• **Given passage**
+ + + + + + +

GDPR probably has little impact on the algorithm if it is aggregating numbers independently of the identity of the person who generated them.
One risk area is using this data combined with other data in a way that has consequences beyond the consents given in the employment contract e.g. if the personalisation creates a ‘remedial’ learning path for individuals this could not be used as evidence to deny someone promotion or as part of a disciplinary procedure.
What next?
First the legal bit! These three impacts on L&D above are general trends and should not be interpreted as legal advice. Please consult with your relevant compliance departments and take your own legal advice specific to your unique situation.
If you’ve not done so already, here are a few points to consider:
- Check there is a comprehensive list of the systems your organisation uses that transfer, store and use learner personal data
- Have a map of the learning architecture showing the data process flows between employees and systems (bearing in mind that some of this may be via third parties).
- Within this learning architecture identify where and when you are a data controller rather than a data processor.
- Have you got the appropriate consents over personal data in place?
- Do you need to gain specific consents as part of one-off projects e.g. photo or video shoots?
- Have you got systems to deal with what happens to data when someone leaves, someone submits Subject Access Request and exercises their right to be forgotten?
- Do your procurement checklists for third party vendors include questions about the safeguards they have in place to ensure that learner data is handled GDPR-compliantly?

+ + + + + + +

• **Record excerpts**

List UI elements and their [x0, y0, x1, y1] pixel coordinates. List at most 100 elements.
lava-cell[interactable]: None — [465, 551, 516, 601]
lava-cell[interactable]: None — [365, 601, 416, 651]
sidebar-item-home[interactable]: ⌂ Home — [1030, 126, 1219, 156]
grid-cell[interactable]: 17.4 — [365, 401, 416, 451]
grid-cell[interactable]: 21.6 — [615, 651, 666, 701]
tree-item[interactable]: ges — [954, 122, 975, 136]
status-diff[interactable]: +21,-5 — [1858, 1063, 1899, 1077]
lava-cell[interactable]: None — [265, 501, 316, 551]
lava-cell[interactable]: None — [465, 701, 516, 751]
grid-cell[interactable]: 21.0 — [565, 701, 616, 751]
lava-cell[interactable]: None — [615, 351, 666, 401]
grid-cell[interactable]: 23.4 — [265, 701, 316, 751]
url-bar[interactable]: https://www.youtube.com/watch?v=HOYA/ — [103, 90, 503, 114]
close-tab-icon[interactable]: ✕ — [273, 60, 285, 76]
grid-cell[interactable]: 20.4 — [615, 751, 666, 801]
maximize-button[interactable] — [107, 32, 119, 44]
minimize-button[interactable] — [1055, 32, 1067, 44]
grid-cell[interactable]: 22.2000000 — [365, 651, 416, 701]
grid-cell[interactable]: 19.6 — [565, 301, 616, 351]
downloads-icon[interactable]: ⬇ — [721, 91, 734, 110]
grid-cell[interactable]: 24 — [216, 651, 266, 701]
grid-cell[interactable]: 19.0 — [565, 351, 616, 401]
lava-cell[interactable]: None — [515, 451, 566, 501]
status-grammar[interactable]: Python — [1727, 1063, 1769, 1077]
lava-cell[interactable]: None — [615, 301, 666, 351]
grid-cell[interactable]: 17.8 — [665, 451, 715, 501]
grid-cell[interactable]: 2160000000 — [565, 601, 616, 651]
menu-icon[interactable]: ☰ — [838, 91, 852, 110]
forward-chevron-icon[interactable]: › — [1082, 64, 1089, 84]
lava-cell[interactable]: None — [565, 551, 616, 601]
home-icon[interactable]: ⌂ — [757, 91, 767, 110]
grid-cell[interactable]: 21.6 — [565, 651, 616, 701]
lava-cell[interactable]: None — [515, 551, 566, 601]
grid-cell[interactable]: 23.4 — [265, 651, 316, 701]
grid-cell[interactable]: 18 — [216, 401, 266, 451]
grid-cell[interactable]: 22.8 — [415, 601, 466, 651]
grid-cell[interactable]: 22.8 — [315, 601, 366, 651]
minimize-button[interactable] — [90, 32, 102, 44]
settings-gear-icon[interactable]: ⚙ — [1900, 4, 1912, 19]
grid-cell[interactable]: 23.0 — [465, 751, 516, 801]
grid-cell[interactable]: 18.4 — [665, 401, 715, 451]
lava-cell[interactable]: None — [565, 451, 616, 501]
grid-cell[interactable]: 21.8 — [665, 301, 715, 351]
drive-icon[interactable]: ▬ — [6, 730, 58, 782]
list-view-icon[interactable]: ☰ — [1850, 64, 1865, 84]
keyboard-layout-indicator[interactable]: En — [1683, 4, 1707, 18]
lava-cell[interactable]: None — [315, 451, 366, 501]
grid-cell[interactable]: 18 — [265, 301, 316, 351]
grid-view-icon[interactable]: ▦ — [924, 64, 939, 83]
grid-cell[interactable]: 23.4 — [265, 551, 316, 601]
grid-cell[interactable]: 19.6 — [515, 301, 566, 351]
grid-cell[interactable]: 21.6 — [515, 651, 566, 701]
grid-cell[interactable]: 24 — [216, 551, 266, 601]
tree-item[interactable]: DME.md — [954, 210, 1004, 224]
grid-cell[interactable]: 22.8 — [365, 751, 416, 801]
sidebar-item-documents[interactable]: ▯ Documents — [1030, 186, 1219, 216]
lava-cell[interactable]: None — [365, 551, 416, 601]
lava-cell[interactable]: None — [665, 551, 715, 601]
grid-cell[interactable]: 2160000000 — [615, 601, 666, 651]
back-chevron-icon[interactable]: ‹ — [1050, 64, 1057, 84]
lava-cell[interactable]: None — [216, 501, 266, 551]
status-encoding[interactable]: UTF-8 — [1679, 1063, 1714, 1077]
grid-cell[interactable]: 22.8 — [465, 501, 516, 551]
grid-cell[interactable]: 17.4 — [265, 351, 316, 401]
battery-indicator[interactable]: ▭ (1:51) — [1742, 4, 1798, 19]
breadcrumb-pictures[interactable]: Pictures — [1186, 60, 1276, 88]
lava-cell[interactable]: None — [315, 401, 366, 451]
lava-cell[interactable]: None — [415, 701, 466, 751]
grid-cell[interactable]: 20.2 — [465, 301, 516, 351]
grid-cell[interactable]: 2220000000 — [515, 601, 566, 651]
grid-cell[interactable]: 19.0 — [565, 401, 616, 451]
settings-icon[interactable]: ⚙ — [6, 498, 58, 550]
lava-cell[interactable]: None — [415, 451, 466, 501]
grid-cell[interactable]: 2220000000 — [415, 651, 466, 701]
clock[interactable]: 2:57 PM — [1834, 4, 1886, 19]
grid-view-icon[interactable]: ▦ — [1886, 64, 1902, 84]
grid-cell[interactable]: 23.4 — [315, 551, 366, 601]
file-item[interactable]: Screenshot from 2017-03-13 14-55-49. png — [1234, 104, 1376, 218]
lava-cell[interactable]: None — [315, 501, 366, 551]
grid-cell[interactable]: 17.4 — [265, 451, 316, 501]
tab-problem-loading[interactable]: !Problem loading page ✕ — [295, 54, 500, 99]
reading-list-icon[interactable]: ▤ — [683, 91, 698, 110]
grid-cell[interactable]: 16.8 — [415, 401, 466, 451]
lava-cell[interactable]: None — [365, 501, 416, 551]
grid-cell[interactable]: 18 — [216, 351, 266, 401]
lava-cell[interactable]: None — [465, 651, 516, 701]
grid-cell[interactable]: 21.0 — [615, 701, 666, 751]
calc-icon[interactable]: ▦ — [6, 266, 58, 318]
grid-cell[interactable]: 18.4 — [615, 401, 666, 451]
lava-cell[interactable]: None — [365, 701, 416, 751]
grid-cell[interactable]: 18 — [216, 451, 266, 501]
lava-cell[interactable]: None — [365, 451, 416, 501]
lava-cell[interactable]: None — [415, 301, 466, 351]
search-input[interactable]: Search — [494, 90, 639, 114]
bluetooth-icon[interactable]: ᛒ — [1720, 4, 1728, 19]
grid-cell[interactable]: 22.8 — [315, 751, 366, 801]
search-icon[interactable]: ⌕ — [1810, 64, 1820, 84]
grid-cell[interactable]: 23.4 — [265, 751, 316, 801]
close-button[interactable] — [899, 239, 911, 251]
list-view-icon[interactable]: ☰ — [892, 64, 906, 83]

+ + + + + + +

Answer these questions from the passage on GDPR and learning data:
(a) What must a 'remedial' learning path not be used as?
(b) Who should readers consult about their situation?
(c) What one-off projects are named as possibly needing specific consents?

• **Result of the exercise**
(a) Evidence to deny someone promotion, or part of a disciplinary procedure.
(b) Their relevant compliance departments, and they should also take their own legal advice.
(c) Photo or video shoots.